> [WHAT YOU SHOULD DO]:
Leave every picture out and write out the records below exactly.

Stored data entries
— begin —

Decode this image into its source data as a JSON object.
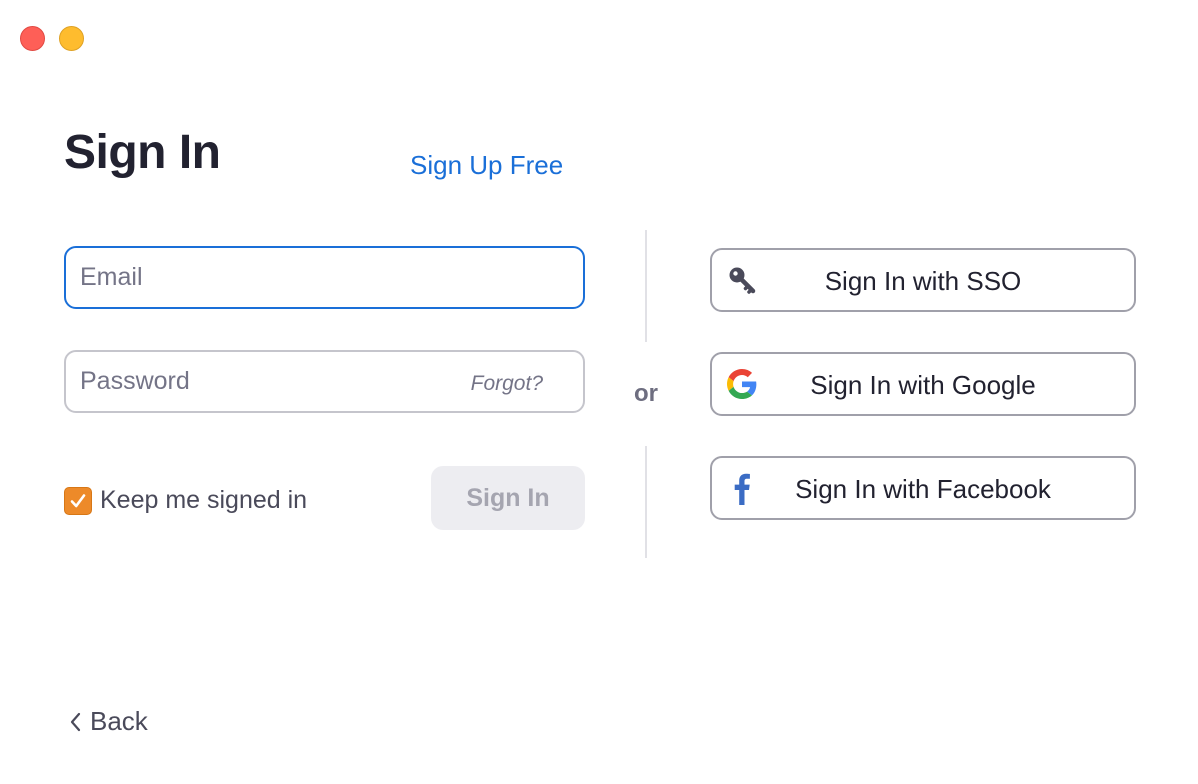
{
  "window": {
    "controls": [
      "close",
      "minimize"
    ]
  },
  "header": {
    "title": "Sign In",
    "signup_link": "Sign Up Free"
  },
  "form": {
    "email_placeholder": "Email",
    "email_value": "",
    "password_placeholder": "Password",
    "password_value": "",
    "forgot_label": "Forgot?",
    "keep_signed_in_label": "Keep me signed in",
    "keep_signed_in_checked": true,
    "submit_label": "Sign In"
  },
  "separator": {
    "label": "or"
  },
  "alt_signin": [
    {
      "icon": "key-icon",
      "label": "Sign In with SSO"
    },
    {
      "icon": "google-icon",
      "label": "Sign In with Google"
    },
    {
      "icon": "facebook-icon",
      "label": "Sign In with Facebook"
    }
  ],
  "footer": {
    "back_label": "Back"
  },
  "colors": {
    "accent": "#1a6fd8",
    "checkbox": "#ed8a29",
    "title": "#222230",
    "disabled_button_bg": "#ededf1"
  }
}
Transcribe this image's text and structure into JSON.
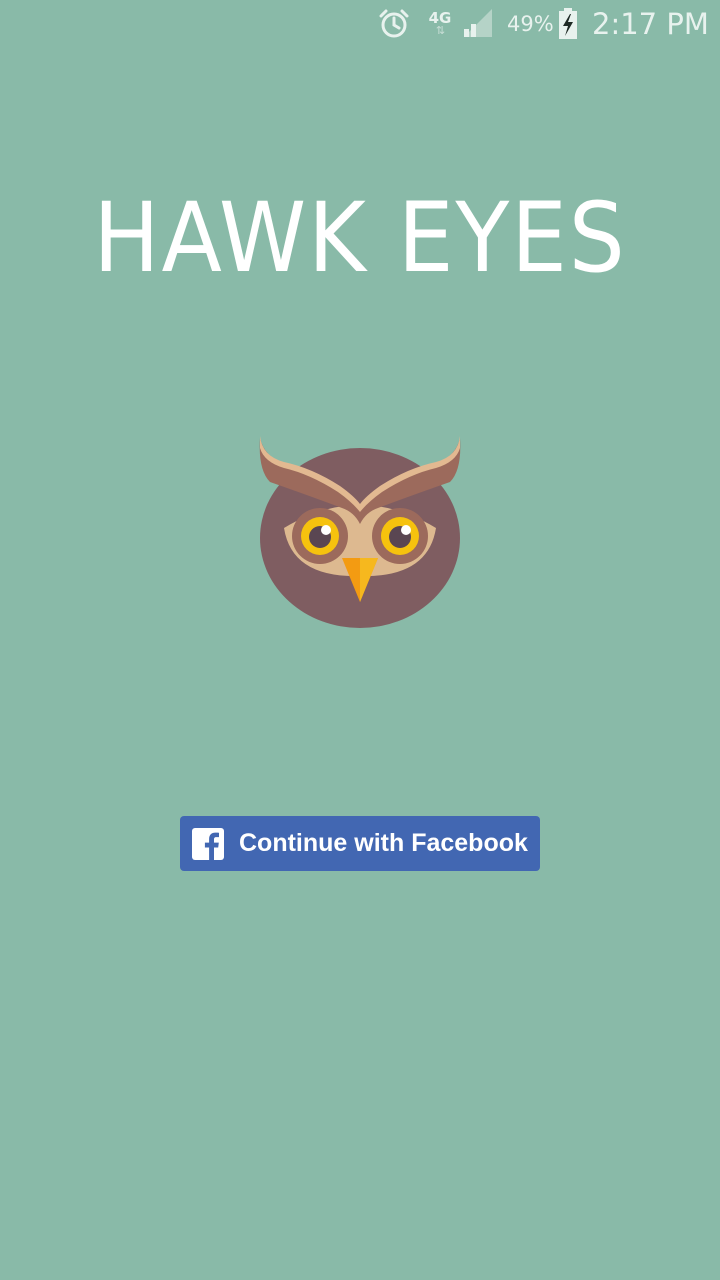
{
  "status_bar": {
    "network_type": "4G",
    "network_activity": "⇅",
    "battery_percent": "49%",
    "time": "2:17 PM",
    "icons": [
      "alarm-icon",
      "signal-icon",
      "battery-charging-icon"
    ]
  },
  "title": "HAWK EYES",
  "logo_icon": "owl-icon",
  "facebook_button": {
    "label": "Continue with Facebook",
    "icon": "facebook-icon"
  },
  "colors": {
    "background": "#89BAA8",
    "facebook_blue": "#4267B2",
    "title_text": "#FFFFFF"
  }
}
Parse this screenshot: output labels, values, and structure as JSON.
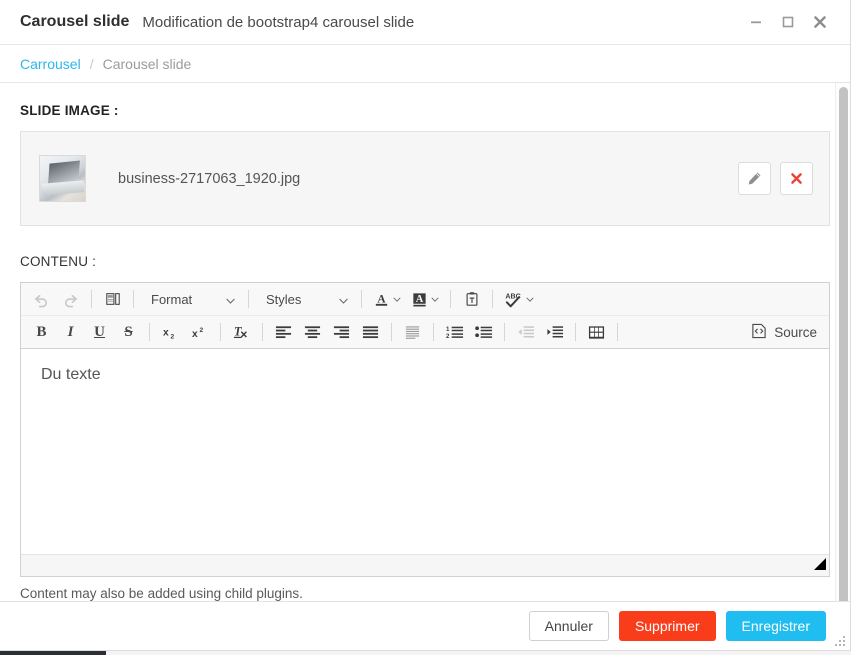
{
  "window": {
    "title": "Carousel slide",
    "subtitle": "Modification de bootstrap4 carousel slide",
    "minimize_label": "minimize-icon",
    "maximize_label": "maximize-icon",
    "close_label": "close-icon"
  },
  "breadcrumb": {
    "parent": "Carrousel",
    "separator": "/",
    "current": "Carousel slide",
    "link_color": "#2cb6ed"
  },
  "slide_image": {
    "label": "SLIDE IMAGE :",
    "filename": "business-2717063_1920.jpg",
    "edit_icon": "pencil-icon",
    "remove_icon": "red-x-icon",
    "remove_color": "#e8443a"
  },
  "content_field": {
    "label": "CONTENU :",
    "help_text": "Content may also be added using child plugins.",
    "editor": {
      "body_text": "Du texte",
      "source_label": "Source",
      "toolbar_row1": [
        {
          "name": "undo-icon",
          "type": "button",
          "disabled": true
        },
        {
          "name": "redo-icon",
          "type": "button",
          "disabled": true
        },
        {
          "name": "separator",
          "type": "separator"
        },
        {
          "name": "templates-icon",
          "type": "button",
          "disabled": false
        },
        {
          "name": "separator",
          "type": "separator"
        },
        {
          "name": "format-dropdown",
          "type": "combo",
          "label": "Format"
        },
        {
          "name": "separator",
          "type": "separator"
        },
        {
          "name": "styles-dropdown",
          "type": "combo",
          "label": "Styles"
        },
        {
          "name": "separator",
          "type": "separator"
        },
        {
          "name": "text-color-icon",
          "type": "button",
          "disabled": false
        },
        {
          "name": "background-color-icon",
          "type": "button",
          "disabled": false
        },
        {
          "name": "separator",
          "type": "separator"
        },
        {
          "name": "paste-as-text-icon",
          "type": "button",
          "disabled": false
        },
        {
          "name": "separator",
          "type": "separator"
        },
        {
          "name": "spellcheck-icon",
          "type": "button",
          "disabled": false
        }
      ],
      "toolbar_row2": [
        {
          "name": "bold-icon",
          "type": "button",
          "disabled": false
        },
        {
          "name": "italic-icon",
          "type": "button",
          "disabled": false
        },
        {
          "name": "underline-icon",
          "type": "button",
          "disabled": false
        },
        {
          "name": "strikethrough-icon",
          "type": "button",
          "disabled": false
        },
        {
          "name": "separator",
          "type": "separator"
        },
        {
          "name": "subscript-icon",
          "type": "button",
          "disabled": false
        },
        {
          "name": "superscript-icon",
          "type": "button",
          "disabled": false
        },
        {
          "name": "separator",
          "type": "separator"
        },
        {
          "name": "remove-format-icon",
          "type": "button",
          "disabled": false
        },
        {
          "name": "separator",
          "type": "separator"
        },
        {
          "name": "align-left-icon",
          "type": "button",
          "disabled": false
        },
        {
          "name": "align-center-icon",
          "type": "button",
          "disabled": false
        },
        {
          "name": "align-right-icon",
          "type": "button",
          "disabled": false
        },
        {
          "name": "align-justify-icon",
          "type": "button",
          "disabled": false
        },
        {
          "name": "separator",
          "type": "separator"
        },
        {
          "name": "blockquote-icon",
          "type": "button",
          "disabled": false
        },
        {
          "name": "separator",
          "type": "separator"
        },
        {
          "name": "numbered-list-icon",
          "type": "button",
          "disabled": false
        },
        {
          "name": "bulleted-list-icon",
          "type": "button",
          "disabled": false
        },
        {
          "name": "separator",
          "type": "separator"
        },
        {
          "name": "outdent-icon",
          "type": "button",
          "disabled": true
        },
        {
          "name": "indent-icon",
          "type": "button",
          "disabled": false
        },
        {
          "name": "separator",
          "type": "separator"
        },
        {
          "name": "table-icon",
          "type": "button",
          "disabled": false
        }
      ]
    }
  },
  "footer": {
    "cancel_label": "Annuler",
    "delete_label": "Supprimer",
    "save_label": "Enregistrer",
    "delete_color": "#f93d1b",
    "save_color": "#20bdf0"
  }
}
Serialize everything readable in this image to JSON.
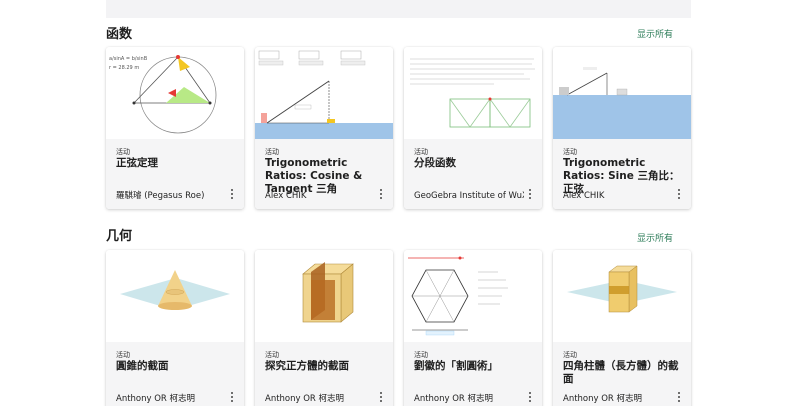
{
  "sections": [
    {
      "title": "函数",
      "show_all": "显示所有",
      "cards": [
        {
          "type": "活动",
          "title": "正弦定理",
          "author": "羅騏璿 (Pegasus Roe)"
        },
        {
          "type": "活动",
          "title": "Trigonometric Ratios: Cosine & Tangent 三角",
          "author": "Alex CHIK"
        },
        {
          "type": "活动",
          "title": "分段函数",
          "author": "GeoGebra Institute of WuXi"
        },
        {
          "type": "活动",
          "title": "Trigonometric Ratios: Sine 三角比：正弦",
          "author": "Alex CHIK"
        }
      ]
    },
    {
      "title": "几何",
      "show_all": "显示所有",
      "cards": [
        {
          "type": "活动",
          "title": "圓錐的截面",
          "author": "Anthony OR 柯志明"
        },
        {
          "type": "活动",
          "title": "探究正方體的截面",
          "author": "Anthony OR 柯志明"
        },
        {
          "type": "活动",
          "title": "劉徽的「割圓術」",
          "author": "Anthony OR 柯志明"
        },
        {
          "type": "活动",
          "title": "四角柱體（長方體）的截面",
          "author": "Anthony OR 柯志明"
        }
      ]
    }
  ],
  "icons": {
    "menu": "more-vert-icon"
  },
  "colors": {
    "accent": "#2e7d5a",
    "card_footer": "#f5f5f6",
    "topbar": "#f3f3f5"
  }
}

— end —

> [FULL ANSWER]:
Decode this image into its source data as a JSON object.
{
  "window": {
    "controls": [
      "close",
      "minimize"
    ]
  },
  "header": {
    "title": "Sign In",
    "signup_link": "Sign Up Free"
  },
  "form": {
    "email_placeholder": "Email",
    "email_value": "",
    "password_placeholder": "Password",
    "password_value": "",
    "forgot_label": "Forgot?",
    "keep_signed_in_label": "Keep me signed in",
    "keep_signed_in_checked": true,
    "submit_label": "Sign In"
  },
  "separator": {
    "label": "or"
  },
  "alt_signin": [
    {
      "icon": "key-icon",
      "label": "Sign In with SSO"
    },
    {
      "icon": "google-icon",
      "label": "Sign In with Google"
    },
    {
      "icon": "facebook-icon",
      "label": "Sign In with Facebook"
    }
  ],
  "footer": {
    "back_label": "Back"
  },
  "colors": {
    "accent": "#1a6fd8",
    "checkbox": "#ed8a29",
    "title": "#222230",
    "disabled_button_bg": "#ededf1"
  }
}
Transcribe this image's text and structure into JSON.
{
  "status_bar": {
    "network_type": "4G",
    "network_activity": "⇅",
    "battery_percent": "49%",
    "time": "2:17 PM",
    "icons": [
      "alarm-icon",
      "signal-icon",
      "battery-charging-icon"
    ]
  },
  "title": "HAWK EYES",
  "logo_icon": "owl-icon",
  "facebook_button": {
    "label": "Continue with Facebook",
    "icon": "facebook-icon"
  },
  "colors": {
    "background": "#89BAA8",
    "facebook_blue": "#4267B2",
    "title_text": "#FFFFFF"
  }
}
Parse this screenshot: output labels, values, and structure as JSON.
{
  "window": {
    "title": "Carousel slide",
    "subtitle": "Modification de bootstrap4 carousel slide",
    "minimize_label": "minimize-icon",
    "maximize_label": "maximize-icon",
    "close_label": "close-icon"
  },
  "breadcrumb": {
    "parent": "Carrousel",
    "separator": "/",
    "current": "Carousel slide",
    "link_color": "#2cb6ed"
  },
  "slide_image": {
    "label": "SLIDE IMAGE :",
    "filename": "business-2717063_1920.jpg",
    "edit_icon": "pencil-icon",
    "remove_icon": "red-x-icon",
    "remove_color": "#e8443a"
  },
  "content_field": {
    "label": "CONTENU :",
    "help_text": "Content may also be added using child plugins.",
    "editor": {
      "body_text": "Du texte",
      "source_label": "Source",
      "toolbar_row1": [
        {
          "name": "undo-icon",
          "type": "button",
          "disabled": true
        },
        {
          "name": "redo-icon",
          "type": "button",
          "disabled": true
        },
        {
          "name": "separator",
          "type": "separator"
        },
        {
          "name": "templates-icon",
          "type": "button",
          "disabled": false
        },
        {
          "name": "separator",
          "type": "separator"
        },
        {
          "name": "format-dropdown",
          "type": "combo",
          "label": "Format"
        },
        {
          "name": "separator",
          "type": "separator"
        },
        {
          "name": "styles-dropdown",
          "type": "combo",
          "label": "Styles"
        },
        {
          "name": "separator",
          "type": "separator"
        },
        {
          "name": "text-color-icon",
          "type": "button",
          "disabled": false
        },
        {
          "name": "background-color-icon",
          "type": "button",
          "disabled": false
        },
        {
          "name": "separator",
          "type": "separator"
        },
        {
          "name": "paste-as-text-icon",
          "type": "button",
          "disabled": false
        },
        {
          "name": "separator",
          "type": "separator"
        },
        {
          "name": "spellcheck-icon",
          "type": "button",
          "disabled": false
        }
      ],
      "toolbar_row2": [
        {
          "name": "bold-icon",
          "type": "button",
          "disabled": false
        },
        {
          "name": "italic-icon",
          "type": "button",
          "disabled": false
        },
        {
          "name": "underline-icon",
          "type": "button",
          "disabled": false
        },
        {
          "name": "strikethrough-icon",
          "type": "button",
          "disabled": false
        },
        {
          "name": "separator",
          "type": "separator"
        },
        {
          "name": "subscript-icon",
          "type": "button",
          "disabled": false
        },
        {
          "name": "superscript-icon",
          "type": "button",
          "disabled": false
        },
        {
          "name": "separator",
          "type": "separator"
        },
        {
          "name": "remove-format-icon",
          "type": "button",
          "disabled": false
        },
        {
          "name": "separator",
          "type": "separator"
        },
        {
          "name": "align-left-icon",
          "type": "button",
          "disabled": false
        },
        {
          "name": "align-center-icon",
          "type": "button",
          "disabled": false
        },
        {
          "name": "align-right-icon",
          "type": "button",
          "disabled": false
        },
        {
          "name": "align-justify-icon",
          "type": "button",
          "disabled": false
        },
        {
          "name": "separator",
          "type": "separator"
        },
        {
          "name": "blockquote-icon",
          "type": "button",
          "disabled": false
        },
        {
          "name": "separator",
          "type": "separator"
        },
        {
          "name": "numbered-list-icon",
          "type": "button",
          "disabled": false
        },
        {
          "name": "bulleted-list-icon",
          "type": "button",
          "disabled": false
        },
        {
          "name": "separator",
          "type": "separator"
        },
        {
          "name": "outdent-icon",
          "type": "button",
          "disabled": true
        },
        {
          "name": "indent-icon",
          "type": "button",
          "disabled": false
        },
        {
          "name": "separator",
          "type": "separator"
        },
        {
          "name": "table-icon",
          "type": "button",
          "disabled": false
        }
      ]
    }
  },
  "footer": {
    "cancel_label": "Annuler",
    "delete_label": "Supprimer",
    "save_label": "Enregistrer",
    "delete_color": "#f93d1b",
    "save_color": "#20bdf0"
  }
}
Serialize everything readable in this image to JSON.
{
  "sections": [
    {
      "title": "函数",
      "show_all": "显示所有",
      "cards": [
        {
          "type": "活动",
          "title": "正弦定理",
          "author": "羅騏璿 (Pegasus Roe)"
        },
        {
          "type": "活动",
          "title": "Trigonometric Ratios: Cosine & Tangent 三角",
          "author": "Alex CHIK"
        },
        {
          "type": "活动",
          "title": "分段函数",
          "author": "GeoGebra Institute of WuXi"
        },
        {
          "type": "活动",
          "title": "Trigonometric Ratios: Sine 三角比：正弦",
          "author": "Alex CHIK"
        }
      ]
    },
    {
      "title": "几何",
      "show_all": "显示所有",
      "cards": [
        {
          "type": "活动",
          "title": "圓錐的截面",
          "author": "Anthony OR 柯志明"
        },
        {
          "type": "活动",
          "title": "探究正方體的截面",
          "author": "Anthony OR 柯志明"
        },
        {
          "type": "活动",
          "title": "劉徽的「割圓術」",
          "author": "Anthony OR 柯志明"
        },
        {
          "type": "活动",
          "title": "四角柱體（長方體）的截面",
          "author": "Anthony OR 柯志明"
        }
      ]
    }
  ],
  "icons": {
    "menu": "more-vert-icon"
  },
  "colors": {
    "accent": "#2e7d5a",
    "card_footer": "#f5f5f6",
    "topbar": "#f3f3f5"
  }
}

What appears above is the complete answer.